[Entries taken from a collection]
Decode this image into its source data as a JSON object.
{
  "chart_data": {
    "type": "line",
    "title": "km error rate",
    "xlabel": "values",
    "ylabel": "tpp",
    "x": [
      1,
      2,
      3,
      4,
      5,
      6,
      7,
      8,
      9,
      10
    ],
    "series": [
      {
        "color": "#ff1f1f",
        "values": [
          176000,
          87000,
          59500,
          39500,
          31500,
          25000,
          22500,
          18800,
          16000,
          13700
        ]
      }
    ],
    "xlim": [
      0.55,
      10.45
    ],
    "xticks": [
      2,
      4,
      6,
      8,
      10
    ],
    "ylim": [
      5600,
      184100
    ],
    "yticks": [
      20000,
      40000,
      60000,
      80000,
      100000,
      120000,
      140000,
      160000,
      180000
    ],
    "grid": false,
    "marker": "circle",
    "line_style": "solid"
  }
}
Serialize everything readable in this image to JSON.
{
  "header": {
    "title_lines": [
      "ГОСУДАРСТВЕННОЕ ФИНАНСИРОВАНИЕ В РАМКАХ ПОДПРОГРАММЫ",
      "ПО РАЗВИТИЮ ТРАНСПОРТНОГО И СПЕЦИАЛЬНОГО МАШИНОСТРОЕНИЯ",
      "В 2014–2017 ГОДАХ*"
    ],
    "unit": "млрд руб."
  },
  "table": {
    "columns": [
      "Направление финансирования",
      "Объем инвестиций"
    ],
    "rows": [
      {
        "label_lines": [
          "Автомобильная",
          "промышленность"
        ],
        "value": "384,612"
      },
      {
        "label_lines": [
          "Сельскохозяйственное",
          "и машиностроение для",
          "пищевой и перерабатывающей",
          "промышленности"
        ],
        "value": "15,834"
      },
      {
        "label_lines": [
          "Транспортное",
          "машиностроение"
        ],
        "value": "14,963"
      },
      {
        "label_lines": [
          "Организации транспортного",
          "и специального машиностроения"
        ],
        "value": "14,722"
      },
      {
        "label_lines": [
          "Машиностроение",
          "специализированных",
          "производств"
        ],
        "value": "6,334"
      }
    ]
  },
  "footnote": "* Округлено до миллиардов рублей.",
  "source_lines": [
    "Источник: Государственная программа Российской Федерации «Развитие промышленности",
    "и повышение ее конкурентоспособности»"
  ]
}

**Exercise aim**
Copy out the whole listing, exactly as written.

**Solution for this problem**
Decode this image into its source data as a JSON object.
{
  "chart_data": {
    "type": "line",
    "title": "km error rate",
    "xlabel": "values",
    "ylabel": "tpp",
    "x": [
      1,
      2,
      3,
      4,
      5,
      6,
      7,
      8,
      9,
      10
    ],
    "series": [
      {
        "color": "#ff1f1f",
        "values": [
          176000,
          87000,
          59500,
          39500,
          31500,
          25000,
          22500,
          18800,
          16000,
          13700
        ]
      }
    ],
    "xlim": [
      0.55,
      10.45
    ],
    "xticks": [
      2,
      4,
      6,
      8,
      10
    ],
    "ylim": [
      5600,
      184100
    ],
    "yticks": [
      20000,
      40000,
      60000,
      80000,
      100000,
      120000,
      140000,
      160000,
      180000
    ],
    "grid": false,
    "marker": "circle",
    "line_style": "solid"
  }
}
Serialize everything readable in this image to JSON.
{
  "header": {
    "title_lines": [
      "ГОСУДАРСТВЕННОЕ ФИНАНСИРОВАНИЕ В РАМКАХ ПОДПРОГРАММЫ",
      "ПО РАЗВИТИЮ ТРАНСПОРТНОГО И СПЕЦИАЛЬНОГО МАШИНОСТРОЕНИЯ",
      "В 2014–2017 ГОДАХ*"
    ],
    "unit": "млрд руб."
  },
  "table": {
    "columns": [
      "Направление финансирования",
      "Объем инвестиций"
    ],
    "rows": [
      {
        "label_lines": [
          "Автомобильная",
          "промышленность"
        ],
        "value": "384,612"
      },
      {
        "label_lines": [
          "Сельскохозяйственное",
          "и машиностроение для",
          "пищевой и перерабатывающей",
          "промышленности"
        ],
        "value": "15,834"
      },
      {
        "label_lines": [
          "Транспортное",
          "машиностроение"
        ],
        "value": "14,963"
      },
      {
        "label_lines": [
          "Организации транспортного",
          "и специального машиностроения"
        ],
        "value": "14,722"
      },
      {
        "label_lines": [
          "Машиностроение",
          "специализированных",
          "производств"
        ],
        "value": "6,334"
      }
    ]
  },
  "footnote": "* Округлено до миллиардов рублей.",
  "source_lines": [
    "Источник: Государственная программа Российской Федерации «Развитие промышленности",
    "и повышение ее конкурентоспособности»"
  ]
}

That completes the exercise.